■ Stated task: Everything from the line with "Parse this screenshot: output" through the last line of the records below should be copied exactly, both ends included.

■ The input:

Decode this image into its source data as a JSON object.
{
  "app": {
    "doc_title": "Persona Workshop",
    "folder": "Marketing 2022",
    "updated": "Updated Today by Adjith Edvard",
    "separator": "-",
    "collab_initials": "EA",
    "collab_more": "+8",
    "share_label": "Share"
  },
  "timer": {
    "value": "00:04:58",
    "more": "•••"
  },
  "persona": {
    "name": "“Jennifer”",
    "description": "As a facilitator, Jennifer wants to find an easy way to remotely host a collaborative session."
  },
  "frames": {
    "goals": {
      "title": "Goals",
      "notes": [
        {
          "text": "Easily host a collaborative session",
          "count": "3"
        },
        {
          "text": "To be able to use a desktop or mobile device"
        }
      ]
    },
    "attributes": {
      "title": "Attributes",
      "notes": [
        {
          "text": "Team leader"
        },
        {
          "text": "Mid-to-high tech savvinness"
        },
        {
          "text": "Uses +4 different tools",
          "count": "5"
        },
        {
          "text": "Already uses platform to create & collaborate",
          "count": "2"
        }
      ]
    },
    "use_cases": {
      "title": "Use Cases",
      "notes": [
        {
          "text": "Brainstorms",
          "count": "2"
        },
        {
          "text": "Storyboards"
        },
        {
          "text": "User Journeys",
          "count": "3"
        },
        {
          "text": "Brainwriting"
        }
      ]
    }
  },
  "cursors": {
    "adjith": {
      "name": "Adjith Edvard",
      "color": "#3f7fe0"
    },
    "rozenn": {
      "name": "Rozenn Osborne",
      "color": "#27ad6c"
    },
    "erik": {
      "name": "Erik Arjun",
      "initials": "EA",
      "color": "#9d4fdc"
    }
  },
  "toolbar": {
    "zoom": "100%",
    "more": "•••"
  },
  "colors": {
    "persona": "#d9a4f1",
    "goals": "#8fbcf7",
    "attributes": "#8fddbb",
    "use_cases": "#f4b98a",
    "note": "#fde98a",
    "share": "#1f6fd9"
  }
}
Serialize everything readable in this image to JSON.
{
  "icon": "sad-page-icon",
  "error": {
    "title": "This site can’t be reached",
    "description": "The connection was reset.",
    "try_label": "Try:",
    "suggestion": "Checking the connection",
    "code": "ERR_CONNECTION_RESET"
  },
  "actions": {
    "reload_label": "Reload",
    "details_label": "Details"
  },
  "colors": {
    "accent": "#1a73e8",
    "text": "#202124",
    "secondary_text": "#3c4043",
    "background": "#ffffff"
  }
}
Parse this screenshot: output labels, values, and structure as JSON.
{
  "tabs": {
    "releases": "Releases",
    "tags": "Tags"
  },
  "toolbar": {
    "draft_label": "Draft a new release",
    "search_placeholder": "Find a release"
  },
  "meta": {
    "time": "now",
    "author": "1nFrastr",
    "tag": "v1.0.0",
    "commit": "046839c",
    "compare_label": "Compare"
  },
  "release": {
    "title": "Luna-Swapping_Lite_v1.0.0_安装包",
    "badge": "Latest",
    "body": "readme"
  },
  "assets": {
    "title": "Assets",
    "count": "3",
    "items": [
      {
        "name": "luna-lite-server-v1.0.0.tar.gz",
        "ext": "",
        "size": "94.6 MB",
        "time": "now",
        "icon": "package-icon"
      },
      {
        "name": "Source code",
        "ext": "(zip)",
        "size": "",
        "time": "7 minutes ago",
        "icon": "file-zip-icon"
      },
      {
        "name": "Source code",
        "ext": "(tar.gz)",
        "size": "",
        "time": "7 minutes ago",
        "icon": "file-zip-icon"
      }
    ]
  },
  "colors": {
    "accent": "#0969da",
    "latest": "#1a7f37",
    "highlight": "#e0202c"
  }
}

■ Finished answer:
Parse this screenshot: output labels, values, and structure as JSON.
{
  "tabs": {
    "releases": "Releases",
    "tags": "Tags"
  },
  "toolbar": {
    "draft_label": "Draft a new release",
    "search_placeholder": "Find a release"
  },
  "meta": {
    "time": "now",
    "author": "1nFrastr",
    "tag": "v1.0.0",
    "commit": "046839c",
    "compare_label": "Compare"
  },
  "release": {
    "title": "Luna-Swapping_Lite_v1.0.0_安装包",
    "badge": "Latest",
    "body": "readme"
  },
  "assets": {
    "title": "Assets",
    "count": "3",
    "items": [
      {
        "name": "luna-lite-server-v1.0.0.tar.gz",
        "ext": "",
        "size": "94.6 MB",
        "time": "now",
        "icon": "package-icon"
      },
      {
        "name": "Source code",
        "ext": "(zip)",
        "size": "",
        "time": "7 minutes ago",
        "icon": "file-zip-icon"
      },
      {
        "name": "Source code",
        "ext": "(tar.gz)",
        "size": "",
        "time": "7 minutes ago",
        "icon": "file-zip-icon"
      }
    ]
  },
  "colors": {
    "accent": "#0969da",
    "latest": "#1a7f37",
    "highlight": "#e0202c"
  }
}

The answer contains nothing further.